Records:
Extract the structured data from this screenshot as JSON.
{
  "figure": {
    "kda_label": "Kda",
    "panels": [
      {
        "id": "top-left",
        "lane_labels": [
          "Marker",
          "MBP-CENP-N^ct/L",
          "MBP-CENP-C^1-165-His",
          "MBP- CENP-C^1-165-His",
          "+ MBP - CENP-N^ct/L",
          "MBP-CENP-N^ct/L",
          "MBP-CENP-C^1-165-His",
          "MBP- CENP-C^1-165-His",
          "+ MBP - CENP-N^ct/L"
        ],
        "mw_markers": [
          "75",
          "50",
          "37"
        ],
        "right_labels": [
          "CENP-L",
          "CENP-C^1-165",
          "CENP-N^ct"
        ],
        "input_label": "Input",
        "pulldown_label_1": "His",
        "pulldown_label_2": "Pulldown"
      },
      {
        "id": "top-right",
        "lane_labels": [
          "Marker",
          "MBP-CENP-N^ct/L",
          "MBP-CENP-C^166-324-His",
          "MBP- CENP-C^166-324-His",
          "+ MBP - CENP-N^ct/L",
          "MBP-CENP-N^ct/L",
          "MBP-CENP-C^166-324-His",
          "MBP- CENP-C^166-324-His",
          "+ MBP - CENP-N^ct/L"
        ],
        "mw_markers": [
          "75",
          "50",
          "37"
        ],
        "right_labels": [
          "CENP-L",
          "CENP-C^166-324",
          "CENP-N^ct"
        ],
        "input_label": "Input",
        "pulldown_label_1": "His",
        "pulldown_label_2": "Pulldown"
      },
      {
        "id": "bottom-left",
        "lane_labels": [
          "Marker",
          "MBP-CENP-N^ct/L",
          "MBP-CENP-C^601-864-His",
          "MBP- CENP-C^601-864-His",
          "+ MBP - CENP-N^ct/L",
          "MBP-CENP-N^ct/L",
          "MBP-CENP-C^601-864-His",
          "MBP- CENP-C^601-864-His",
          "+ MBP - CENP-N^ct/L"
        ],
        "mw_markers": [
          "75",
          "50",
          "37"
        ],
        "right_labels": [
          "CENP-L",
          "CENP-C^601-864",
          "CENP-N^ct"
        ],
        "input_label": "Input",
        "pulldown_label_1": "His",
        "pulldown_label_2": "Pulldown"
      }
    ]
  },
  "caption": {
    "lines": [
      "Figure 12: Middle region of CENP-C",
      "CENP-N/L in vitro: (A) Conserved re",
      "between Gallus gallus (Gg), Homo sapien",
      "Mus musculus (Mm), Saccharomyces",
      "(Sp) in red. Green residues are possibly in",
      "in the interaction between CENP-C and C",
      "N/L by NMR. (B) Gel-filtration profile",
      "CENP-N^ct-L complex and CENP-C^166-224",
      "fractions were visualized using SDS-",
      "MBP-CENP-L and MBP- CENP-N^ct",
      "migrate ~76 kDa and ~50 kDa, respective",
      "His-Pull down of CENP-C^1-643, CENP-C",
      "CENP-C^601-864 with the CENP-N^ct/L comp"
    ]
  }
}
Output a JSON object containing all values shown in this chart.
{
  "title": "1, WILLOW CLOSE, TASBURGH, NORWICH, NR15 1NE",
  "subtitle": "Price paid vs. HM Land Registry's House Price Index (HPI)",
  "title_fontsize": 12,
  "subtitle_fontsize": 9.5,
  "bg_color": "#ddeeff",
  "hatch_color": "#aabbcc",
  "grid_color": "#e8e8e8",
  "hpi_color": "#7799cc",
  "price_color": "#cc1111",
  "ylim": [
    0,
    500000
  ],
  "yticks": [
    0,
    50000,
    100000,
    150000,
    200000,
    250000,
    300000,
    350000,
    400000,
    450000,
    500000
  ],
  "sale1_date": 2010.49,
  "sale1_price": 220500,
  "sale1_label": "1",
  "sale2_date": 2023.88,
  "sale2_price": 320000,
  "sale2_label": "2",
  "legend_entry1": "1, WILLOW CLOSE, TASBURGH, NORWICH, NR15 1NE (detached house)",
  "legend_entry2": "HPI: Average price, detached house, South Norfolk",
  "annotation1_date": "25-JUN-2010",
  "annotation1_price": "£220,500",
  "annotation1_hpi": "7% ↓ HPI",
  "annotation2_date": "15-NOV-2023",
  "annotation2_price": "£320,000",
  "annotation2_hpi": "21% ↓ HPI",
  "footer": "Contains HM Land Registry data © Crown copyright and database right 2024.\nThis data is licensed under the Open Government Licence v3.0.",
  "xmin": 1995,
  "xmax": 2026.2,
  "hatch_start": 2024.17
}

__Objective__:
Output each record precisely as given.

__Written answer__:
Extract the structured data from this screenshot as JSON.
{
  "figure": {
    "kda_label": "Kda",
    "panels": [
      {
        "id": "top-left",
        "lane_labels": [
          "Marker",
          "MBP-CENP-N^ct/L",
          "MBP-CENP-C^1-165-His",
          "MBP- CENP-C^1-165-His",
          "+ MBP - CENP-N^ct/L",
          "MBP-CENP-N^ct/L",
          "MBP-CENP-C^1-165-His",
          "MBP- CENP-C^1-165-His",
          "+ MBP - CENP-N^ct/L"
        ],
        "mw_markers": [
          "75",
          "50",
          "37"
        ],
        "right_labels": [
          "CENP-L",
          "CENP-C^1-165",
          "CENP-N^ct"
        ],
        "input_label": "Input",
        "pulldown_label_1": "His",
        "pulldown_label_2": "Pulldown"
      },
      {
        "id": "top-right",
        "lane_labels": [
          "Marker",
          "MBP-CENP-N^ct/L",
          "MBP-CENP-C^166-324-His",
          "MBP- CENP-C^166-324-His",
          "+ MBP - CENP-N^ct/L",
          "MBP-CENP-N^ct/L",
          "MBP-CENP-C^166-324-His",
          "MBP- CENP-C^166-324-His",
          "+ MBP - CENP-N^ct/L"
        ],
        "mw_markers": [
          "75",
          "50",
          "37"
        ],
        "right_labels": [
          "CENP-L",
          "CENP-C^166-324",
          "CENP-N^ct"
        ],
        "input_label": "Input",
        "pulldown_label_1": "His",
        "pulldown_label_2": "Pulldown"
      },
      {
        "id": "bottom-left",
        "lane_labels": [
          "Marker",
          "MBP-CENP-N^ct/L",
          "MBP-CENP-C^601-864-His",
          "MBP- CENP-C^601-864-His",
          "+ MBP - CENP-N^ct/L",
          "MBP-CENP-N^ct/L",
          "MBP-CENP-C^601-864-His",
          "MBP- CENP-C^601-864-His",
          "+ MBP - CENP-N^ct/L"
        ],
        "mw_markers": [
          "75",
          "50",
          "37"
        ],
        "right_labels": [
          "CENP-L",
          "CENP-C^601-864",
          "CENP-N^ct"
        ],
        "input_label": "Input",
        "pulldown_label_1": "His",
        "pulldown_label_2": "Pulldown"
      }
    ]
  },
  "caption": {
    "lines": [
      "Figure 12: Middle region of CENP-C",
      "CENP-N/L in vitro: (A) Conserved re",
      "between Gallus gallus (Gg), Homo sapien",
      "Mus musculus (Mm), Saccharomyces",
      "(Sp) in red. Green residues are possibly in",
      "in the interaction between CENP-C and C",
      "N/L by NMR. (B) Gel-filtration profile",
      "CENP-N^ct-L complex and CENP-C^166-224",
      "fractions were visualized using SDS-",
      "MBP-CENP-L and MBP- CENP-N^ct",
      "migrate ~76 kDa and ~50 kDa, respective",
      "His-Pull down of CENP-C^1-643, CENP-C",
      "CENP-C^601-864 with the CENP-N^ct/L comp"
    ]
  }
}
Output a JSON object containing all values shown in this chart.
{
  "title": "1, WILLOW CLOSE, TASBURGH, NORWICH, NR15 1NE",
  "subtitle": "Price paid vs. HM Land Registry's House Price Index (HPI)",
  "title_fontsize": 12,
  "subtitle_fontsize": 9.5,
  "bg_color": "#ddeeff",
  "hatch_color": "#aabbcc",
  "grid_color": "#e8e8e8",
  "hpi_color": "#7799cc",
  "price_color": "#cc1111",
  "ylim": [
    0,
    500000
  ],
  "yticks": [
    0,
    50000,
    100000,
    150000,
    200000,
    250000,
    300000,
    350000,
    400000,
    450000,
    500000
  ],
  "sale1_date": 2010.49,
  "sale1_price": 220500,
  "sale1_label": "1",
  "sale2_date": 2023.88,
  "sale2_price": 320000,
  "sale2_label": "2",
  "legend_entry1": "1, WILLOW CLOSE, TASBURGH, NORWICH, NR15 1NE (detached house)",
  "legend_entry2": "HPI: Average price, detached house, South Norfolk",
  "annotation1_date": "25-JUN-2010",
  "annotation1_price": "£220,500",
  "annotation1_hpi": "7% ↓ HPI",
  "annotation2_date": "15-NOV-2023",
  "annotation2_price": "£320,000",
  "annotation2_hpi": "21% ↓ HPI",
  "footer": "Contains HM Land Registry data © Crown copyright and database right 2024.\nThis data is licensed under the Open Government Licence v3.0.",
  "xmin": 1995,
  "xmax": 2026.2,
  "hatch_start": 2024.17
}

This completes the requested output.